# What is asked
Write each line out again exactly as written.

# Given records
________________

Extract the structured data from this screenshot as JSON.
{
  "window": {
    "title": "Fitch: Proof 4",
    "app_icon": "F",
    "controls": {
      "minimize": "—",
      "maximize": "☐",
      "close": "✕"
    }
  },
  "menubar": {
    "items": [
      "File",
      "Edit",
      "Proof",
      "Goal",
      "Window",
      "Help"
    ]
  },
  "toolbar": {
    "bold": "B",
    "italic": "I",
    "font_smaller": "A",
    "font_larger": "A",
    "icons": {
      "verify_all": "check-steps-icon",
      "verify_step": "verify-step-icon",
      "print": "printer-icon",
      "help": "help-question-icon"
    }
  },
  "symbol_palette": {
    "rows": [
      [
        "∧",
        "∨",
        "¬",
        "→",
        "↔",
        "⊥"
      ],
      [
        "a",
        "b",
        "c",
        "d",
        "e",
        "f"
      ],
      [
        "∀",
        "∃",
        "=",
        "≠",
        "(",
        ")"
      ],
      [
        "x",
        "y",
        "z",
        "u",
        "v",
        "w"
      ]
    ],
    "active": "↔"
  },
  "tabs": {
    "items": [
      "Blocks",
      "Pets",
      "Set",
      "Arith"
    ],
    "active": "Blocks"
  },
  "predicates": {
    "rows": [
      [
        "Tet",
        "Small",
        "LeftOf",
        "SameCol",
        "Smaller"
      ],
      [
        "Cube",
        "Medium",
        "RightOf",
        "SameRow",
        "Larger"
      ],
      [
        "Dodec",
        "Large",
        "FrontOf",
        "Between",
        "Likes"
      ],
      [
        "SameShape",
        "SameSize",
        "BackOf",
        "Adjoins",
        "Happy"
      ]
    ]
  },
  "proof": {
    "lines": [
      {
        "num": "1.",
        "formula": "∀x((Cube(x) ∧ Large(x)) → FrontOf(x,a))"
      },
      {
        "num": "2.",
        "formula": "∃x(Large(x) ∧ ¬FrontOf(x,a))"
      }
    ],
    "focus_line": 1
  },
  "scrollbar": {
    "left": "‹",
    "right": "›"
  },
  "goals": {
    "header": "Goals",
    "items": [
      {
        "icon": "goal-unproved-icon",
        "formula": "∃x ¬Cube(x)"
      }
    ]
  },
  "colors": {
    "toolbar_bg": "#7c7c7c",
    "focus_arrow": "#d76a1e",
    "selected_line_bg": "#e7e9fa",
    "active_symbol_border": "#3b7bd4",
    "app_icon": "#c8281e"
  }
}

________________

# Result of the exercise
Extract the structured data from this screenshot as JSON.
{
  "window": {
    "title": "Fitch: Proof 4",
    "app_icon": "F",
    "controls": {
      "minimize": "—",
      "maximize": "☐",
      "close": "✕"
    }
  },
  "menubar": {
    "items": [
      "File",
      "Edit",
      "Proof",
      "Goal",
      "Window",
      "Help"
    ]
  },
  "toolbar": {
    "bold": "B",
    "italic": "I",
    "font_smaller": "A",
    "font_larger": "A",
    "icons": {
      "verify_all": "check-steps-icon",
      "verify_step": "verify-step-icon",
      "print": "printer-icon",
      "help": "help-question-icon"
    }
  },
  "symbol_palette": {
    "rows": [
      [
        "∧",
        "∨",
        "¬",
        "→",
        "↔",
        "⊥"
      ],
      [
        "a",
        "b",
        "c",
        "d",
        "e",
        "f"
      ],
      [
        "∀",
        "∃",
        "=",
        "≠",
        "(",
        ")"
      ],
      [
        "x",
        "y",
        "z",
        "u",
        "v",
        "w"
      ]
    ],
    "active": "↔"
  },
  "tabs": {
    "items": [
      "Blocks",
      "Pets",
      "Set",
      "Arith"
    ],
    "active": "Blocks"
  },
  "predicates": {
    "rows": [
      [
        "Tet",
        "Small",
        "LeftOf",
        "SameCol",
        "Smaller"
      ],
      [
        "Cube",
        "Medium",
        "RightOf",
        "SameRow",
        "Larger"
      ],
      [
        "Dodec",
        "Large",
        "FrontOf",
        "Between",
        "Likes"
      ],
      [
        "SameShape",
        "SameSize",
        "BackOf",
        "Adjoins",
        "Happy"
      ]
    ]
  },
  "proof": {
    "lines": [
      {
        "num": "1.",
        "formula": "∀x((Cube(x) ∧ Large(x)) → FrontOf(x,a))"
      },
      {
        "num": "2.",
        "formula": "∃x(Large(x) ∧ ¬FrontOf(x,a))"
      }
    ],
    "focus_line": 1
  },
  "scrollbar": {
    "left": "‹",
    "right": "›"
  },
  "goals": {
    "header": "Goals",
    "items": [
      {
        "icon": "goal-unproved-icon",
        "formula": "∃x ¬Cube(x)"
      }
    ]
  },
  "colors": {
    "toolbar_bg": "#7c7c7c",
    "focus_arrow": "#d76a1e",
    "selected_line_bg": "#e7e9fa",
    "active_symbol_border": "#3b7bd4",
    "app_icon": "#c8281e"
  }
}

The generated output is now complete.